**YOUR OBJECTIVE:** Skip every picture and copy only the lines from the one containing "Convert this screenshot" to the final line of the records below.

**EXTRACTED INFORMATION:**
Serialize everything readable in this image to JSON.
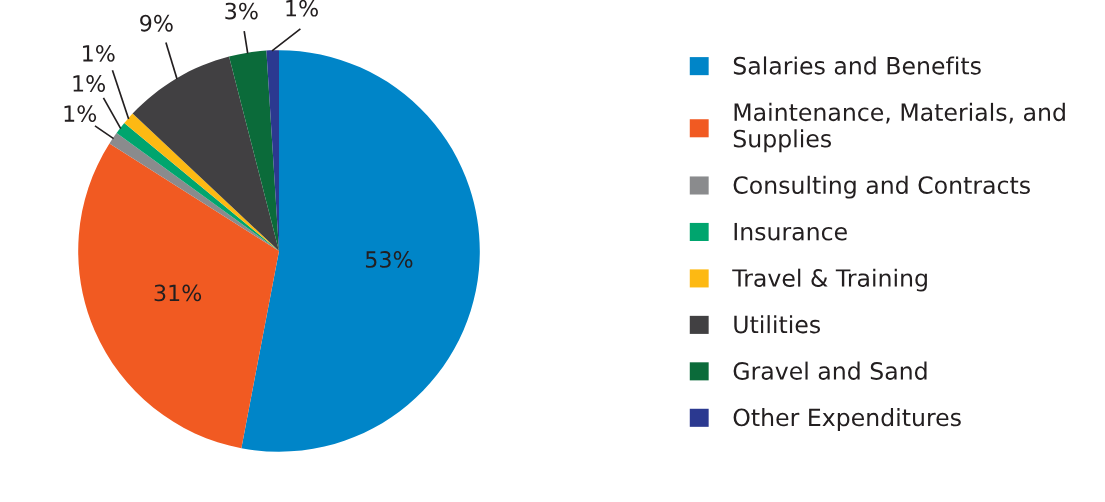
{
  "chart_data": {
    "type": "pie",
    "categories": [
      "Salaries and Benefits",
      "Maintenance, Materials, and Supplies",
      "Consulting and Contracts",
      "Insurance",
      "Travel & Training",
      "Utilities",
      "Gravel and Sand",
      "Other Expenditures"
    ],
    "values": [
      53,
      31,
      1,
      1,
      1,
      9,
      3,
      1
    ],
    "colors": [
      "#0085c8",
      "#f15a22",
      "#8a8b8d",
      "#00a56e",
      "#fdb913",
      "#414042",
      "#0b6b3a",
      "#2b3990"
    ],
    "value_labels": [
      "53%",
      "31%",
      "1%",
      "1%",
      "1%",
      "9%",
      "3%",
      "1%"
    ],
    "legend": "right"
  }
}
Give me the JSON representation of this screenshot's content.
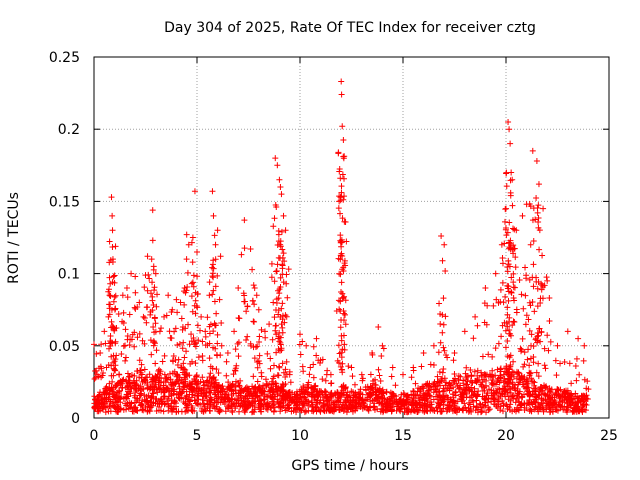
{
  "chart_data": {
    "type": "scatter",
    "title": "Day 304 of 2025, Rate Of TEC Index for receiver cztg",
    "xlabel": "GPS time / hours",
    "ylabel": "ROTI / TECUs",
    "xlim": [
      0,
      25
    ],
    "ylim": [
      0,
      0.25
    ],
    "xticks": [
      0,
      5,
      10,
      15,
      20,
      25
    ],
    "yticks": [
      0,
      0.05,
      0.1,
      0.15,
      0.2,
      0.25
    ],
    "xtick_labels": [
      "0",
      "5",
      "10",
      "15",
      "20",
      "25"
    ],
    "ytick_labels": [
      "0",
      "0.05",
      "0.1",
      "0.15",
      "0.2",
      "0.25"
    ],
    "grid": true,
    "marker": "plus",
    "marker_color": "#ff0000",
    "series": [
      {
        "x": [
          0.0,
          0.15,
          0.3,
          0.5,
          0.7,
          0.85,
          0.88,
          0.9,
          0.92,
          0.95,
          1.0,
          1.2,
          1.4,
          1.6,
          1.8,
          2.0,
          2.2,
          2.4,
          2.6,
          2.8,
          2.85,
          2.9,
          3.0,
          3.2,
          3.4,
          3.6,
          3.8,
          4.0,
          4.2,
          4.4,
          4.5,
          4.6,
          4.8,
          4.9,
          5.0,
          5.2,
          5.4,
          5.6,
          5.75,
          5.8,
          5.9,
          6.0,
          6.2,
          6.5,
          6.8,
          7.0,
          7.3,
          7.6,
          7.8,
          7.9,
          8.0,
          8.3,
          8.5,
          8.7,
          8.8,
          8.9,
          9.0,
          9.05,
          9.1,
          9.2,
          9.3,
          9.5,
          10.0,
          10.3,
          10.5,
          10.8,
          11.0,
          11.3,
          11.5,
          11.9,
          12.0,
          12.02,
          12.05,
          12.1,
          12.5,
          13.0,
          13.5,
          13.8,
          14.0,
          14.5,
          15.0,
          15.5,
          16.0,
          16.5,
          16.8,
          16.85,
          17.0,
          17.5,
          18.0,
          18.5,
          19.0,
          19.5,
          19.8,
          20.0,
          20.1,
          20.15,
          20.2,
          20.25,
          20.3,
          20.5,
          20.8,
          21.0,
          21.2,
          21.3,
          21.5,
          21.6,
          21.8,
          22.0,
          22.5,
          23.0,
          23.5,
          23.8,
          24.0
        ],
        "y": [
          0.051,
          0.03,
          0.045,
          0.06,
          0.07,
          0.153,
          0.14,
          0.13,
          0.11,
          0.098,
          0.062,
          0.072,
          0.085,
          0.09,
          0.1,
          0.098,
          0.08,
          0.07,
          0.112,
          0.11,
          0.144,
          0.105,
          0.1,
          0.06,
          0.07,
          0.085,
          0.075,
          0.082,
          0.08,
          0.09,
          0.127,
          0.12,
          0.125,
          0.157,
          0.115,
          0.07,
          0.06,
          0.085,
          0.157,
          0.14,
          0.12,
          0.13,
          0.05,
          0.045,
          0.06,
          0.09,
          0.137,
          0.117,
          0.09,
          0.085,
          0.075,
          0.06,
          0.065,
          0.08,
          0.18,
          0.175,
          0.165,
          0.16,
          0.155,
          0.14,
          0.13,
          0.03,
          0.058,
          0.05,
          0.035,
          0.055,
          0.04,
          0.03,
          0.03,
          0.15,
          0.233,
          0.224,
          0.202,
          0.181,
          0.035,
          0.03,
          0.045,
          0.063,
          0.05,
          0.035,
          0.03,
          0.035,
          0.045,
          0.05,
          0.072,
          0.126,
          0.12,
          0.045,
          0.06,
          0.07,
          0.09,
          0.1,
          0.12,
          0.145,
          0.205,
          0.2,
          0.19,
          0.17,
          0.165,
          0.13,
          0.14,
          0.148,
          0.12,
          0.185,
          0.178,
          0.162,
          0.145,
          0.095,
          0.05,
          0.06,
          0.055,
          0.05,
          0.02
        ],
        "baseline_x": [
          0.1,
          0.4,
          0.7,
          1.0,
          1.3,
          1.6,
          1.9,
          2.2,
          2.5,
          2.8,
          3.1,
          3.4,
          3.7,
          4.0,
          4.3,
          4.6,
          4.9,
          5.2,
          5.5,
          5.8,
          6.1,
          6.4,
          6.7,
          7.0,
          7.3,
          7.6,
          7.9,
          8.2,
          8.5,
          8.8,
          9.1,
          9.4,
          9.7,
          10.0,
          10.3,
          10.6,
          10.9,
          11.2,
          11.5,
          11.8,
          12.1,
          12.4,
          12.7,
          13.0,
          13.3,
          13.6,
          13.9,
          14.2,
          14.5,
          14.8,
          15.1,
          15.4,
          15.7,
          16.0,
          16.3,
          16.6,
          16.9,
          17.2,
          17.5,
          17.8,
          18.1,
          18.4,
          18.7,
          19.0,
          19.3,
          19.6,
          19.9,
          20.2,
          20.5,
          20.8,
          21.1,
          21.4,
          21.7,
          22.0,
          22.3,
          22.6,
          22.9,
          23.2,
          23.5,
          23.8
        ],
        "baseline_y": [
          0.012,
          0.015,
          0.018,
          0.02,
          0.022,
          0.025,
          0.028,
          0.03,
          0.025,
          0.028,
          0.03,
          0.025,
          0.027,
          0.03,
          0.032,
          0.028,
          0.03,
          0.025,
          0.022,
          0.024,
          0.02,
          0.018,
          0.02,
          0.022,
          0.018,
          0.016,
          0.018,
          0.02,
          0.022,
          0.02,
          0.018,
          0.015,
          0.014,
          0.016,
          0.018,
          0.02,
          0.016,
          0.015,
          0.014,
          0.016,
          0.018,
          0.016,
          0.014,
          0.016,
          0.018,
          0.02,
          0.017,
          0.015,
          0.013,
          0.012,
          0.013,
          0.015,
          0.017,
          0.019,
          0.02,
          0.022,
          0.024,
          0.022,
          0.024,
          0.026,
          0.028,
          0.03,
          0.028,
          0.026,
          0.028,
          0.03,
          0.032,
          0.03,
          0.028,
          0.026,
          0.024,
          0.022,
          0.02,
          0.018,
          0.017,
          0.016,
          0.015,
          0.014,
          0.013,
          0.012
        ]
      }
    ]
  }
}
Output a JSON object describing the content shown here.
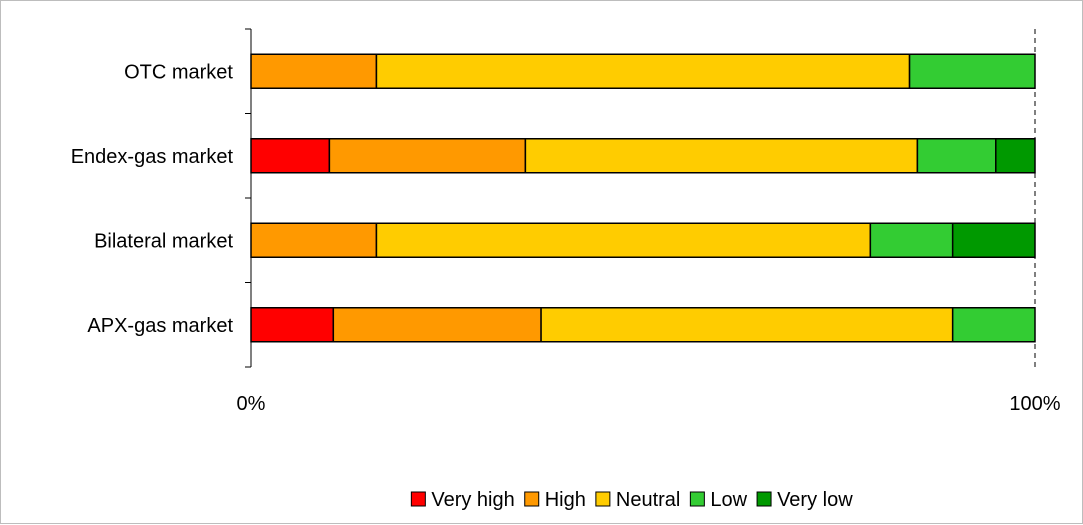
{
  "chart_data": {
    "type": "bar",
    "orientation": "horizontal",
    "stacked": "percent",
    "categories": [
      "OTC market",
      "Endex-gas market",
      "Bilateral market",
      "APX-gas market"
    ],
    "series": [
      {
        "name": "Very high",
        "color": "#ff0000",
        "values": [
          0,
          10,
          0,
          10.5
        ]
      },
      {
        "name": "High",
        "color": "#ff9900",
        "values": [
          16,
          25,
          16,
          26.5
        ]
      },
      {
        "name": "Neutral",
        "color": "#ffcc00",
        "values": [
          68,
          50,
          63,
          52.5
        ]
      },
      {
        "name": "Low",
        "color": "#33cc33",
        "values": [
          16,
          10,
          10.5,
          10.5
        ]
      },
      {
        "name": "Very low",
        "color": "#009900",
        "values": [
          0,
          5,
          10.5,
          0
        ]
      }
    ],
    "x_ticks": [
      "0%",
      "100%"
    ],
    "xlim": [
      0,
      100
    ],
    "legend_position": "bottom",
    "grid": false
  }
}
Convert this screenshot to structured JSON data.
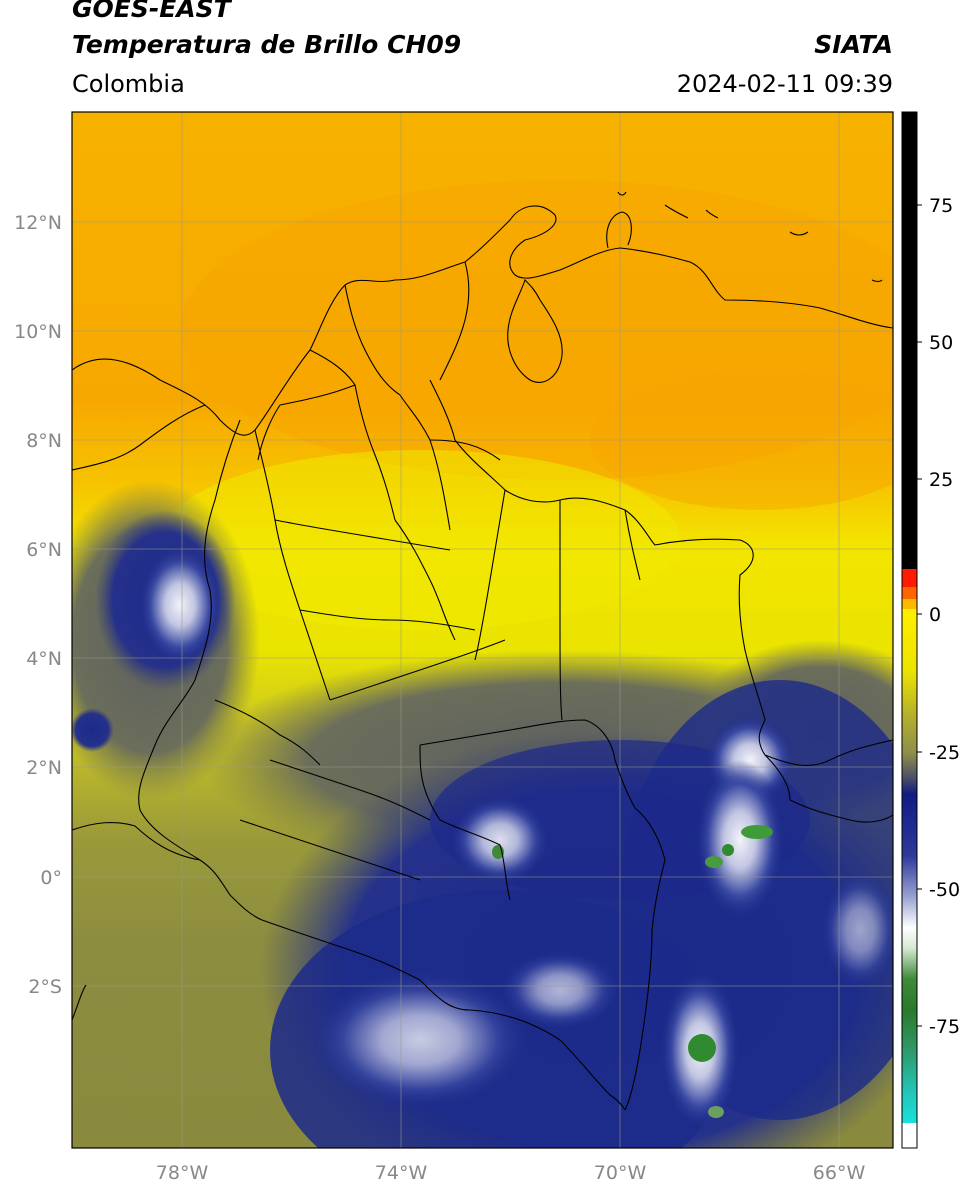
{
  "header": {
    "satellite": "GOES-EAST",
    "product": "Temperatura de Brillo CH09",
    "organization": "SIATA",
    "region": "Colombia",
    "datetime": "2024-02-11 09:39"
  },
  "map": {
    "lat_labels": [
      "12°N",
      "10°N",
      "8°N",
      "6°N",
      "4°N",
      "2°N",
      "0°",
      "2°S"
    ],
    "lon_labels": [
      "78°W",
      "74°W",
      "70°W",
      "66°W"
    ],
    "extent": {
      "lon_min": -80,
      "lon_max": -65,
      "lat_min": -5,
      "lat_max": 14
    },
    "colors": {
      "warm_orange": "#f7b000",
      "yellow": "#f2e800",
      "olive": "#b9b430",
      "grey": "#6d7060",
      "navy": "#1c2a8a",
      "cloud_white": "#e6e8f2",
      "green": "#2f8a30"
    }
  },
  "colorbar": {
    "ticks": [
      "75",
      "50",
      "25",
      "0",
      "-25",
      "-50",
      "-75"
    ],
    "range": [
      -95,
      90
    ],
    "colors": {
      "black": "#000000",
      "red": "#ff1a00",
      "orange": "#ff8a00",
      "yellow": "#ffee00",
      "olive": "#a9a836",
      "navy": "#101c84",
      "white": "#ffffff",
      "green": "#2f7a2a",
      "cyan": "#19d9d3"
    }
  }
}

**ANSWER IN FULL:**
Convert this screenshot to structured JSON data.
{
  "header": {
    "satellite": "GOES-EAST",
    "product": "Temperatura de Brillo CH09",
    "organization": "SIATA",
    "region": "Colombia",
    "datetime": "2024-02-11 09:39"
  },
  "map": {
    "lat_labels": [
      "12°N",
      "10°N",
      "8°N",
      "6°N",
      "4°N",
      "2°N",
      "0°",
      "2°S"
    ],
    "lon_labels": [
      "78°W",
      "74°W",
      "70°W",
      "66°W"
    ],
    "extent": {
      "lon_min": -80,
      "lon_max": -65,
      "lat_min": -5,
      "lat_max": 14
    },
    "colors": {
      "warm_orange": "#f7b000",
      "yellow": "#f2e800",
      "olive": "#b9b430",
      "grey": "#6d7060",
      "navy": "#1c2a8a",
      "cloud_white": "#e6e8f2",
      "green": "#2f8a30"
    }
  },
  "colorbar": {
    "ticks": [
      "75",
      "50",
      "25",
      "0",
      "-25",
      "-50",
      "-75"
    ],
    "range": [
      -95,
      90
    ],
    "colors": {
      "black": "#000000",
      "red": "#ff1a00",
      "orange": "#ff8a00",
      "yellow": "#ffee00",
      "olive": "#a9a836",
      "navy": "#101c84",
      "white": "#ffffff",
      "green": "#2f7a2a",
      "cyan": "#19d9d3"
    }
  }
}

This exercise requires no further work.